-------- Stored data

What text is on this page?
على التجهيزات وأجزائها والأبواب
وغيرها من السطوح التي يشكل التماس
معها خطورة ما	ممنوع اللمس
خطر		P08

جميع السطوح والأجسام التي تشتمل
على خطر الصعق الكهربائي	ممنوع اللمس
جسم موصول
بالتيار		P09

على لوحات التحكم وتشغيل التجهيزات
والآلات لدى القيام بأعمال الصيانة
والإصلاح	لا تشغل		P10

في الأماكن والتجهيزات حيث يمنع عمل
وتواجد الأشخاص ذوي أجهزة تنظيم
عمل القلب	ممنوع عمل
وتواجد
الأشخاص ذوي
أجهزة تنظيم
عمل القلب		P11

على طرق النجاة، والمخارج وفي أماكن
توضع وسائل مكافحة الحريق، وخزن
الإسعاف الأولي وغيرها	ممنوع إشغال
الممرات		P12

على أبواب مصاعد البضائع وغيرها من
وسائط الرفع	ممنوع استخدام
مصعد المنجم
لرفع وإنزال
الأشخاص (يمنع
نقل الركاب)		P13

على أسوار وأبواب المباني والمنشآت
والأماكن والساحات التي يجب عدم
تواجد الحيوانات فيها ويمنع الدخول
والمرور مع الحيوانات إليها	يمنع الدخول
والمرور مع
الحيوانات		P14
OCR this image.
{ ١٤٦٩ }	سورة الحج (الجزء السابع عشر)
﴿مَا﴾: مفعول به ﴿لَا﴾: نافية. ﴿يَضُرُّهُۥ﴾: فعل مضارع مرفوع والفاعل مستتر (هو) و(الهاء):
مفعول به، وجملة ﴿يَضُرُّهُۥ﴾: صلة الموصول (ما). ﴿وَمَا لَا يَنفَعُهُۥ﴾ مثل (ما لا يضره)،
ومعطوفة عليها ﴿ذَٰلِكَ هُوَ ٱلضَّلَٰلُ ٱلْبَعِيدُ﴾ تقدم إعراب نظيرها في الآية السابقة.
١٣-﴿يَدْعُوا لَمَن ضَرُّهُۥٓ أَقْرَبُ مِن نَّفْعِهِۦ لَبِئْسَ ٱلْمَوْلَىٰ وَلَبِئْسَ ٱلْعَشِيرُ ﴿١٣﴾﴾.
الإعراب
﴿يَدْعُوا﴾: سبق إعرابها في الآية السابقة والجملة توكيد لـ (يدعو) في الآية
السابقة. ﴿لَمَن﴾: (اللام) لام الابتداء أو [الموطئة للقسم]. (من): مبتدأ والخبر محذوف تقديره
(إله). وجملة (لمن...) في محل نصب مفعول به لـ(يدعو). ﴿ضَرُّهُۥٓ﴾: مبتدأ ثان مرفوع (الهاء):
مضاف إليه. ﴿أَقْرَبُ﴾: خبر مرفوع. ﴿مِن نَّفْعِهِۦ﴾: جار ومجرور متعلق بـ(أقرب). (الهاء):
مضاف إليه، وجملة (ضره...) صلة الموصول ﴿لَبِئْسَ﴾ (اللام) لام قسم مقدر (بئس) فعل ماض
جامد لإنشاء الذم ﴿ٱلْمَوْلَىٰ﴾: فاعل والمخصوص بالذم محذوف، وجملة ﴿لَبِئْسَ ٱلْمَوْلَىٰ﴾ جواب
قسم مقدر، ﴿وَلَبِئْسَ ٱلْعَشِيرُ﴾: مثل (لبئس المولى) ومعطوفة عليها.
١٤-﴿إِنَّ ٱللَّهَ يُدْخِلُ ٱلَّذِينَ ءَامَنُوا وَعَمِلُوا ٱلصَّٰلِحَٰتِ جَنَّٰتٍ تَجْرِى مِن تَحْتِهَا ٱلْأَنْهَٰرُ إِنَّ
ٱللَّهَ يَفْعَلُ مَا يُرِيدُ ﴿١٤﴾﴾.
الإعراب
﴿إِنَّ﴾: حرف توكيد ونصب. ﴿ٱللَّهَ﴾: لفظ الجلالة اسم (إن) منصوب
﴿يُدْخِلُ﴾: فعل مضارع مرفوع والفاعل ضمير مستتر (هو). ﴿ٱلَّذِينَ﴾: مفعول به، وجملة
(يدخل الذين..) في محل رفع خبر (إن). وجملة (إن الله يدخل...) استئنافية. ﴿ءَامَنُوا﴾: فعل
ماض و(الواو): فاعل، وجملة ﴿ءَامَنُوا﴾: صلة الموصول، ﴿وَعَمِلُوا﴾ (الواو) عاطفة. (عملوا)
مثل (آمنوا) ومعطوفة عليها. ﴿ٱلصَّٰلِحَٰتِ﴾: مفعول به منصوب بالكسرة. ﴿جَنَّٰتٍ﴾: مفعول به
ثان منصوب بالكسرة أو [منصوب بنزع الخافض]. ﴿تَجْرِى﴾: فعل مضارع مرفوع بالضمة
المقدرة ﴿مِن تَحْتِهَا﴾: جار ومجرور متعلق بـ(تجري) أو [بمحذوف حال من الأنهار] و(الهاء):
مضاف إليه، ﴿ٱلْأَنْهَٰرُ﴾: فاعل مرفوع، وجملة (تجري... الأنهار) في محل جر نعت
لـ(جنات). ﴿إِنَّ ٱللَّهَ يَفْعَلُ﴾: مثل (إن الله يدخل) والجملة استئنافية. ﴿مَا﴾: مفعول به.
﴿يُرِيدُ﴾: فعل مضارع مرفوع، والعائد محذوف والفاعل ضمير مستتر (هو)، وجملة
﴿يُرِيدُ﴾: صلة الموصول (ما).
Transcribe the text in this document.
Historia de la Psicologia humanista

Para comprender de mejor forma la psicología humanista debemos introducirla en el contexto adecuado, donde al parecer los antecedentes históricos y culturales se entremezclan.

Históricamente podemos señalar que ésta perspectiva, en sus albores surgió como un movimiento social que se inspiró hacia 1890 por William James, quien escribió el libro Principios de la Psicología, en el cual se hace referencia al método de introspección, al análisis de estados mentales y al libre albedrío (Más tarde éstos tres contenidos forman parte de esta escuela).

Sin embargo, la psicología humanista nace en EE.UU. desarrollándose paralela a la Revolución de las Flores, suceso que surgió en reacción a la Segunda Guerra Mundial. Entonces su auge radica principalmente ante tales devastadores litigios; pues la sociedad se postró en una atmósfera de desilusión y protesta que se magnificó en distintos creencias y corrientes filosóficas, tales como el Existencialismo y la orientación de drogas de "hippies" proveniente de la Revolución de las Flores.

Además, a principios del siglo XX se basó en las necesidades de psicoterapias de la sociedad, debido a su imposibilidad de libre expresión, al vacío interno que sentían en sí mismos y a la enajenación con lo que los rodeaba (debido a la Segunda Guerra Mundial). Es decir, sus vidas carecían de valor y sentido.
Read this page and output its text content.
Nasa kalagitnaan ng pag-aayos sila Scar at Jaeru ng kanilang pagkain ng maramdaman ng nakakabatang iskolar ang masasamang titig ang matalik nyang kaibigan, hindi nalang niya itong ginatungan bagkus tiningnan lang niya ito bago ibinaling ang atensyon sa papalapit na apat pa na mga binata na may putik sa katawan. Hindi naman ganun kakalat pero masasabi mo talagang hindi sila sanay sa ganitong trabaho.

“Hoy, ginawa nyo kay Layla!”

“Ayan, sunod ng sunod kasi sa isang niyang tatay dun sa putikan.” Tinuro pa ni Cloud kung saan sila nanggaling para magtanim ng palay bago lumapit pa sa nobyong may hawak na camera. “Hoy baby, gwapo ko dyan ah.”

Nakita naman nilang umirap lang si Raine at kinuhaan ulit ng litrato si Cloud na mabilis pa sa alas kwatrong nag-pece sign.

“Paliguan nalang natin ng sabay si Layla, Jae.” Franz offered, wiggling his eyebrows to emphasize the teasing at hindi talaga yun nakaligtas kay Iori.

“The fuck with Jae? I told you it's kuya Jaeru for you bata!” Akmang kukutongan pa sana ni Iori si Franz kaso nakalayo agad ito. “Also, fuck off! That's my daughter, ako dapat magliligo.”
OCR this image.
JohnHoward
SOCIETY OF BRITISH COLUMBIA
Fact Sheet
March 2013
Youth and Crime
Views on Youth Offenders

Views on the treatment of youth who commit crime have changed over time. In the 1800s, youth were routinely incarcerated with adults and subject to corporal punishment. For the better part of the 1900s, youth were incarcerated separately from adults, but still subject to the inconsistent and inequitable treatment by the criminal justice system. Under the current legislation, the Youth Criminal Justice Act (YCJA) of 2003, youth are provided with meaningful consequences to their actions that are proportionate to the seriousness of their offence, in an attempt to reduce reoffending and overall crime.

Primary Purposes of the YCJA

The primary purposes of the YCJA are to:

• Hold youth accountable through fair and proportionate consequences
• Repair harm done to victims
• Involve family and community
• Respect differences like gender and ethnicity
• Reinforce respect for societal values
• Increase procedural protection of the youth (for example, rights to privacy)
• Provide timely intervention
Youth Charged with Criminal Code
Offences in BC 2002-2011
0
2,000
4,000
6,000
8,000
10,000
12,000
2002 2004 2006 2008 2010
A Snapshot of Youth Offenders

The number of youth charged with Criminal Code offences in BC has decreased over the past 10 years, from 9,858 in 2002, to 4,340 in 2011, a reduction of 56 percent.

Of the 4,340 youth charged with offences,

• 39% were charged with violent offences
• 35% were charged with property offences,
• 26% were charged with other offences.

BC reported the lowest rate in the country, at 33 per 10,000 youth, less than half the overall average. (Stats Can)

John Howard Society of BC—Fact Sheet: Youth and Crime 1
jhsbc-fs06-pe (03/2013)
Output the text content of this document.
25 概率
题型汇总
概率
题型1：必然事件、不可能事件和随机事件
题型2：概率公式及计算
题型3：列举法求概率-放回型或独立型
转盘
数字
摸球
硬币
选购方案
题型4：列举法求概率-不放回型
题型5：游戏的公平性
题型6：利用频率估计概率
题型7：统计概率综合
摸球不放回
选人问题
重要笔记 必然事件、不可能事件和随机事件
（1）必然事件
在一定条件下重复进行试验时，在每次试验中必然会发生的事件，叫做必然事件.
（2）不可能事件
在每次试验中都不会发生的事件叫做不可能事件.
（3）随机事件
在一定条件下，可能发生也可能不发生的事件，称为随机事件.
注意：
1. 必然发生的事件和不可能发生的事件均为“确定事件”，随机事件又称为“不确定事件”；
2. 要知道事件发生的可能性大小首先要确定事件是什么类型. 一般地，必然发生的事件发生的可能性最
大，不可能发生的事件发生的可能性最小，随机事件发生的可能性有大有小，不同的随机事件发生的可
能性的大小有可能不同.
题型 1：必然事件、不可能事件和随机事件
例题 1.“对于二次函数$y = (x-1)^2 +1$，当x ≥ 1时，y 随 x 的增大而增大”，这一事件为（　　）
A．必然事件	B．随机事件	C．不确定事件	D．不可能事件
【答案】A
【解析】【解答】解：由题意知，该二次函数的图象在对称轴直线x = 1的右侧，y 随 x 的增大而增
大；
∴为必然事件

----------------

▶ [Problem requirements]:
List all lines above in which the string "surgió" appears.

▶ [The answer]:
Históricamente podemos señalar que ésta perspectiva, en sus albores surgió como un movimiento social que se inspiró hacia 1890 por William James, quien escribió el libro Principios de la Psicología, en el cual se hace referencia al método de introspección, al análisis de estados mentales y al libre albedrío (Más tarde éstos tres contenidos forman parte de esta escuela).
Sin embargo, la psicología humanista nace en EE.UU. desarrollándose paralela a la Revolución de las Flores, suceso que surgió en reacción a la Segunda Guerra Mundial. Entonces su auge radica principalmente ante tales devastadores litigios; pues la sociedad se postró en una atmósfera de desilusión y protesta que se magnificó en distintos creencias y corrientes filosóficas, tales como el Existencialismo y la orientación de drogas de "hippies" proveniente de la Revolución de las Flores.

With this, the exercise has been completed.